• [Exercise prompt]: Return all the data verbatim but without images.
......
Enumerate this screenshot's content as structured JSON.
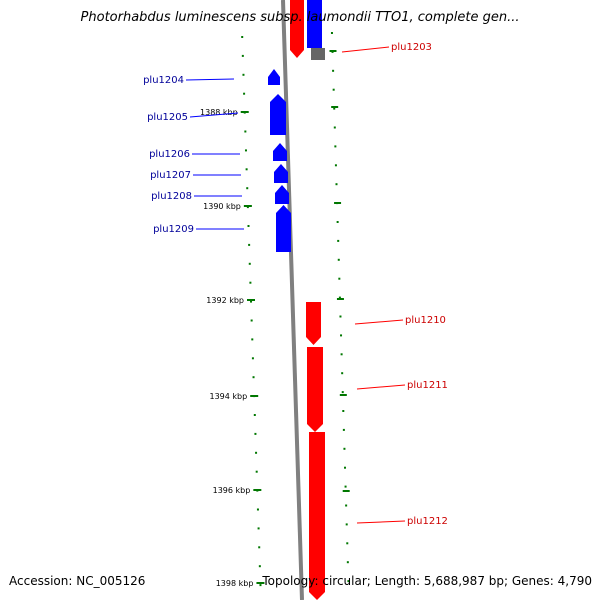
{
  "title": "Photorhabdus luminescens subsp. laumondii TTO1, complete gen...",
  "footer": {
    "accession": "Accession: NC_005126",
    "summary": "Topology: circular; Length: 5,688,987 bp; Genes: 4,790"
  },
  "colors": {
    "forward_strand": "#0000ff",
    "reverse_strand": "#ff0000",
    "backbone": "#808080",
    "tick": "#007700",
    "forward_label": "#000099",
    "reverse_label": "#cc0000"
  },
  "scale": {
    "unit": "kbp",
    "labels": [
      "1388 kbp",
      "1390 kbp",
      "1392 kbp",
      "1394 kbp",
      "1396 kbp",
      "1398 kbp"
    ]
  },
  "genes": [
    {
      "name": "plu1203",
      "strand": "reverse"
    },
    {
      "name": "plu1204",
      "strand": "forward"
    },
    {
      "name": "plu1205",
      "strand": "forward"
    },
    {
      "name": "plu1206",
      "strand": "forward"
    },
    {
      "name": "plu1207",
      "strand": "forward"
    },
    {
      "name": "plu1208",
      "strand": "forward"
    },
    {
      "name": "plu1209",
      "strand": "forward"
    },
    {
      "name": "plu1210",
      "strand": "reverse"
    },
    {
      "name": "plu1211",
      "strand": "reverse"
    },
    {
      "name": "plu1212",
      "strand": "reverse"
    }
  ]
}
......
• [Completed task]:
Enumerate this screenshot's content as structured JSON.
{
  "title": "Photorhabdus luminescens subsp. laumondii TTO1, complete gen...",
  "footer": {
    "accession": "Accession: NC_005126",
    "summary": "Topology: circular; Length: 5,688,987 bp; Genes: 4,790"
  },
  "colors": {
    "forward_strand": "#0000ff",
    "reverse_strand": "#ff0000",
    "backbone": "#808080",
    "tick": "#007700",
    "forward_label": "#000099",
    "reverse_label": "#cc0000"
  },
  "scale": {
    "unit": "kbp",
    "labels": [
      "1388 kbp",
      "1390 kbp",
      "1392 kbp",
      "1394 kbp",
      "1396 kbp",
      "1398 kbp"
    ]
  },
  "genes": [
    {
      "name": "plu1203",
      "strand": "reverse"
    },
    {
      "name": "plu1204",
      "strand": "forward"
    },
    {
      "name": "plu1205",
      "strand": "forward"
    },
    {
      "name": "plu1206",
      "strand": "forward"
    },
    {
      "name": "plu1207",
      "strand": "forward"
    },
    {
      "name": "plu1208",
      "strand": "forward"
    },
    {
      "name": "plu1209",
      "strand": "forward"
    },
    {
      "name": "plu1210",
      "strand": "reverse"
    },
    {
      "name": "plu1211",
      "strand": "reverse"
    },
    {
      "name": "plu1212",
      "strand": "reverse"
    }
  ]
}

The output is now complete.